II – A causa de pedir no pedido de indemnização civil deduzido em processo penal é constituída pelos factos que integram a prática do crime em apreço.

III - É de admitir um pedido de indemnização civil em processo penal em que o demandado é acusado da prática de um crime de insolvência dolosa, se tal pedido não se alicerça num incumprimento contratual do arguido e demandado, mas num comportamento delituoso relacionado com a partilha de um património (que incluía um imóvel penhorado) em que o arguido e demandado detinha meação, partilha essa realizada de modo a que o demandante não visse satisfeito o seu crédito, mesmo depois de este crédito ter sido reclamado e reconhecido judicialmente após ter sido decretada a insolvência do arguido e demandado.

= Itens guardados =
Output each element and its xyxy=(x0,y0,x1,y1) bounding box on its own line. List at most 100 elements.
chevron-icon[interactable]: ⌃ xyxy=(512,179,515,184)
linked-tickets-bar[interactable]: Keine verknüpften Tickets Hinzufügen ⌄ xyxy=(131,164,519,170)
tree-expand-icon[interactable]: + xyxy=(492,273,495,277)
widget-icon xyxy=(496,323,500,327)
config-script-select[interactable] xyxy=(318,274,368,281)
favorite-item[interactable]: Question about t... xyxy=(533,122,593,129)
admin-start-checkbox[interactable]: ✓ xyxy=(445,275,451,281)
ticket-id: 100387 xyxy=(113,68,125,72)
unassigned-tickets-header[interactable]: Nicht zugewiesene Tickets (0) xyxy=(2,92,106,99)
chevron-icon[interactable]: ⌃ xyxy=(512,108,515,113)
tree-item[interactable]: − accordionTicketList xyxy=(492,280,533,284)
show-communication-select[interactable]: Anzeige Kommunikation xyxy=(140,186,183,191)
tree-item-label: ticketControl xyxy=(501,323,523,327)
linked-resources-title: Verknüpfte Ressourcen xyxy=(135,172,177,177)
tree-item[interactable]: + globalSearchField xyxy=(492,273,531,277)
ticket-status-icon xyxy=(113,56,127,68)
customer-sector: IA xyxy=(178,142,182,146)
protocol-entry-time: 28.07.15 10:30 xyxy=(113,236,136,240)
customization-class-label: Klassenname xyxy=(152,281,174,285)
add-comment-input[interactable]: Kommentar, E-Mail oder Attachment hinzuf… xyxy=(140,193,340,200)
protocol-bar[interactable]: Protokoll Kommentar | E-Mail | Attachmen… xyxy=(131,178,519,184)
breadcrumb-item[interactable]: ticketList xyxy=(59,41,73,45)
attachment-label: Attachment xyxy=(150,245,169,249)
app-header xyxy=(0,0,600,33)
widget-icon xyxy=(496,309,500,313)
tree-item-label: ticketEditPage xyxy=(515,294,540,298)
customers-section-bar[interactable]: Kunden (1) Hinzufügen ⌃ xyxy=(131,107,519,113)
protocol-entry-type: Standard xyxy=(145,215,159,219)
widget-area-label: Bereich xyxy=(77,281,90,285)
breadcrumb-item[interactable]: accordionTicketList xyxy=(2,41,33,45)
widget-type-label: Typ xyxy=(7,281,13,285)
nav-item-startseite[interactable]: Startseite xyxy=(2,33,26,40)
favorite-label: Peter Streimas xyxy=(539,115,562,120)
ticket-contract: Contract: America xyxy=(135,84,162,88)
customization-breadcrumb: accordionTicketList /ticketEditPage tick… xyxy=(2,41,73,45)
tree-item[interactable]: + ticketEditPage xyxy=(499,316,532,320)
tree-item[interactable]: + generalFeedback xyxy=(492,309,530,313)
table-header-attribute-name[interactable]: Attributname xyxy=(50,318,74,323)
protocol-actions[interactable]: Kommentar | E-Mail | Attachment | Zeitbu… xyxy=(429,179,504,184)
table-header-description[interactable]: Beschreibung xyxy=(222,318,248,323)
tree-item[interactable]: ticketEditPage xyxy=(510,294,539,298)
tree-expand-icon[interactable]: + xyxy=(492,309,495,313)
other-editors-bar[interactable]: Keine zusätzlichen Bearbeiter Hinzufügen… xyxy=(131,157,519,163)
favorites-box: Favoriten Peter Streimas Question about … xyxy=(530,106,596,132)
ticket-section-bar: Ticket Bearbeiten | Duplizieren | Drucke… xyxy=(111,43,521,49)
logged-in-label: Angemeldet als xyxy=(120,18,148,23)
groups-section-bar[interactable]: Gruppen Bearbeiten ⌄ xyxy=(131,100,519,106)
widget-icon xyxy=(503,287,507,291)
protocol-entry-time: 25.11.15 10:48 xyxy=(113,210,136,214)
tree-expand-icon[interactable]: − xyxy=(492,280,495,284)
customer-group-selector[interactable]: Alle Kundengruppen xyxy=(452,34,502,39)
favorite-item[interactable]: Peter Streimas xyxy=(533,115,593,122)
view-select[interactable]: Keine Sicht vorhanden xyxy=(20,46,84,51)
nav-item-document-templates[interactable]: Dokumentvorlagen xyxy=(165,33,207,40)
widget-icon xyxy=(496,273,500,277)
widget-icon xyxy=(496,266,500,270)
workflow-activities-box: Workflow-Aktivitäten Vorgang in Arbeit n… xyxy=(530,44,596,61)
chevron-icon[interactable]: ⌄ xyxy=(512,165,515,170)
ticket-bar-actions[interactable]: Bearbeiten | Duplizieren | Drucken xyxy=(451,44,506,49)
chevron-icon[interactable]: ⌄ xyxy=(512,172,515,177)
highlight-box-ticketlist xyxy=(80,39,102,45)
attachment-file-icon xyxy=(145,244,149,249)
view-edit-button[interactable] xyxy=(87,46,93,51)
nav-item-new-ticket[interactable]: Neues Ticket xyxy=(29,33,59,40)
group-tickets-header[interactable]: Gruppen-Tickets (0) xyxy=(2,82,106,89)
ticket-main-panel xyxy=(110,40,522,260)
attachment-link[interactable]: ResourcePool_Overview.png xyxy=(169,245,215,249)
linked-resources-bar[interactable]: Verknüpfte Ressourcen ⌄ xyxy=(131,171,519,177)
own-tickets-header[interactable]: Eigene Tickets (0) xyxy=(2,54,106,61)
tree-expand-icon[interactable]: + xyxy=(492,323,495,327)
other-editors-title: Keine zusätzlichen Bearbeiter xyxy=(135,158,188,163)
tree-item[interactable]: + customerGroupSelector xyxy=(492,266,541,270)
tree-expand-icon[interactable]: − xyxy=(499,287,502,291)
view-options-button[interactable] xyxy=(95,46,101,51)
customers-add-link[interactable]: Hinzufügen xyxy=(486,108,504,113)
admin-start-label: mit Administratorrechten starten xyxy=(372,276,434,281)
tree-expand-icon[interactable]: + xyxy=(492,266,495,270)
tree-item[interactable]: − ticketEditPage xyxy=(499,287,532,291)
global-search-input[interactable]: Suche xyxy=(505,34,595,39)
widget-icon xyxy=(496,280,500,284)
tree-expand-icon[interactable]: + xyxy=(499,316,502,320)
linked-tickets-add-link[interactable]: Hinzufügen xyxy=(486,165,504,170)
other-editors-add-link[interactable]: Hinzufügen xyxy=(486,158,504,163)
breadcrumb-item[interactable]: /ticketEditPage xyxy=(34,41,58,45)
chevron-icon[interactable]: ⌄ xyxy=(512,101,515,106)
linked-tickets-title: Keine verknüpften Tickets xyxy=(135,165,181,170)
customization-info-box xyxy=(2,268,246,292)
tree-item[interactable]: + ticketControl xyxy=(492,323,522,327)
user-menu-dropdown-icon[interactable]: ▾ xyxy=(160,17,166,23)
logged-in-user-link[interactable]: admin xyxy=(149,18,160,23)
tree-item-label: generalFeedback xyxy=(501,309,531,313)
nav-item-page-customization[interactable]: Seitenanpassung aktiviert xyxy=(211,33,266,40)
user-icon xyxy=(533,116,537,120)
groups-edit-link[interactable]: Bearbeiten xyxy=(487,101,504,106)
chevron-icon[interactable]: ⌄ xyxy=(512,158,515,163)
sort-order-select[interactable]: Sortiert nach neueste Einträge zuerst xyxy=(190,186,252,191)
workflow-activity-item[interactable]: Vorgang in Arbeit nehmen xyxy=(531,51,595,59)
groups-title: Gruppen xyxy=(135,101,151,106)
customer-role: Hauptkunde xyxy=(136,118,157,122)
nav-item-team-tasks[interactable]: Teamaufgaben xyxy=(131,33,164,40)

= Exercício proposto =
Escreva a continuação do texto sobre o pedido de indemnização civil em processo penal, a partir do ponto em que termina. Os itens são material à parte, sem ligação ao texto.

= Resultado =
2. Na fundamentação do acórdão afirma-se o seguinte:

"Estabelece o Código Penal (art.º 129º) que a indemnização de perdas e danos emergentes de crime é regulada pela lei civil (pretendendo remeter para o disposto no art.º 483º do Código Civil, onde se regula a responsabilidade civil extracontratual por factos ilícitos [...]).

Por sua vez, consagra o Código de Processo Penal o princípio da adesão (art.º 71º), segundo o qual a ação civil de indenização fundada na prática de um crime deve ser deduzida no respetivo processo penal, enxertado na ação penal.

Este princípio da adesão não tem, porém, natureza absoluta, resultando da parte final do referido art.º 71º do Código de Processo Penal (só podendo ser em separado, perante o tribunal civil, nos casos previstos na lei) que o mesmo comporta exceções, prevendo o art.º 72º do Código de Processo Penal as situações excecionais em que o pedido de indemnização civil pode ser deduzido em separado (não enxertado na ação penal), mas sendo apenas essas as situações em que tal pode acontecer.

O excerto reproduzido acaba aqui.